(Stored data)
•••

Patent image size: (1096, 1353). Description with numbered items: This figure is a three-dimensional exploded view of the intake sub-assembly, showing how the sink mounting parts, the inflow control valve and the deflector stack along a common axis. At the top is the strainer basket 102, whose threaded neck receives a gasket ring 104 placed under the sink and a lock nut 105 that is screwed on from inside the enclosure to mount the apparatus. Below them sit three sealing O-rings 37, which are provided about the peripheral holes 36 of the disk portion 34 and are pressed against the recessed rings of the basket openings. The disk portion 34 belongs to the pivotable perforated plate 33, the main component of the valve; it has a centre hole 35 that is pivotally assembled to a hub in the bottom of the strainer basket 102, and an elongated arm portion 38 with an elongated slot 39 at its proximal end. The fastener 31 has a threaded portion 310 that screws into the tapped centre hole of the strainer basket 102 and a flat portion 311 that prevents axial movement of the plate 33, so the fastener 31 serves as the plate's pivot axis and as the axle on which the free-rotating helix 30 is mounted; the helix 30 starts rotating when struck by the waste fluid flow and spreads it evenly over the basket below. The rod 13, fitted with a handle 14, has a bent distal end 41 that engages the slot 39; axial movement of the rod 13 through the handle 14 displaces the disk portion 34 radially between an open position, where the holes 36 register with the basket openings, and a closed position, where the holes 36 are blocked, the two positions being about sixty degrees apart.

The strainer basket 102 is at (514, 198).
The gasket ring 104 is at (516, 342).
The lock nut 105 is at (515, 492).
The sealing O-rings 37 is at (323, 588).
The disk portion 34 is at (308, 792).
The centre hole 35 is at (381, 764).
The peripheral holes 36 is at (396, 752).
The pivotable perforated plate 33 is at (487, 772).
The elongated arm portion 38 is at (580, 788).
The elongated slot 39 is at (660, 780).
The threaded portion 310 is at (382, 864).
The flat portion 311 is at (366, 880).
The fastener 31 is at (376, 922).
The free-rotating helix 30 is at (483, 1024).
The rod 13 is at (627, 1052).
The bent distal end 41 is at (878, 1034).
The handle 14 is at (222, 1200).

•••

#### [What is expected]
Arrange everything from the start of the records down to the line containing "The threaded portion 310 is at (382, 864)." as a two-column CSV with the header row description,locations. Give one row per record, put each field in quotes, and replace any line breaks inside a field with spaces.

#### [Worked answer]
description,locations
"Patent image size: (1096, 1353). Description with numbered items: This figure is a three-dimensional exploded view of the intake sub-assembly, showing how the sink mounting parts, the inflow control valve and the deflector stack along a common axis. At the top is the strainer basket 102, whose threaded neck receives a gasket ring 104 placed under the sink and a lock nut 105 that is screwed on from inside the enclosure to mount the apparatus. Below them sit three sealing O-rings 37, which are provided about the peripheral holes 36 of the disk portion 34 and are pressed against the recessed rings of the basket openings. The disk portion 34 belongs to the pivotable perforated plate 33, the main component of the valve; it has a centre hole 35 that is pivotally assembled to a hub in the bottom of the strainer basket 102, and an elongated arm portion 38 with an elongated slot 39 at its proximal end. The fastener 31 has a threaded portion 310 that screws into the tapped centre hole of the strainer basket 102 and a flat portion 311 that prevents axial movement of the plate 33, so the fastener 31 serves as the plate's pivot axis and as the axle on which the free-rotating helix 30 is mounted; the helix 30 starts rotating when struck by the waste fluid flow and spreads it evenly over the basket below. The rod 13, fitted with a handle 14, has a bent distal end 41 that engages the slot 39; axial movement of the rod 13 through the handle 14 displaces the disk portion 34 radially between an open position, where the holes 36 register with the basket openings, and a closed position, where the holes 36 are blocked, the two positions being about sixty degrees apart.","The strainer basket 102 is at (514, 198). The gasket ring 104 is at (516, 342). The lock nut 105 is at (515, 492). The sealing O-rings 37 is at (323, 588). The disk portion 34 is at (308, 792). The centre hole 35 is at (381, 764). The peripheral holes 36 is at (396, 752). The pivotable perforated plate 33 is at (487, 772). The elongated arm portion 38 is at (580, 788). The elongated slot 39 is at (660, 780). The threaded portion 310 is at (382, 864)."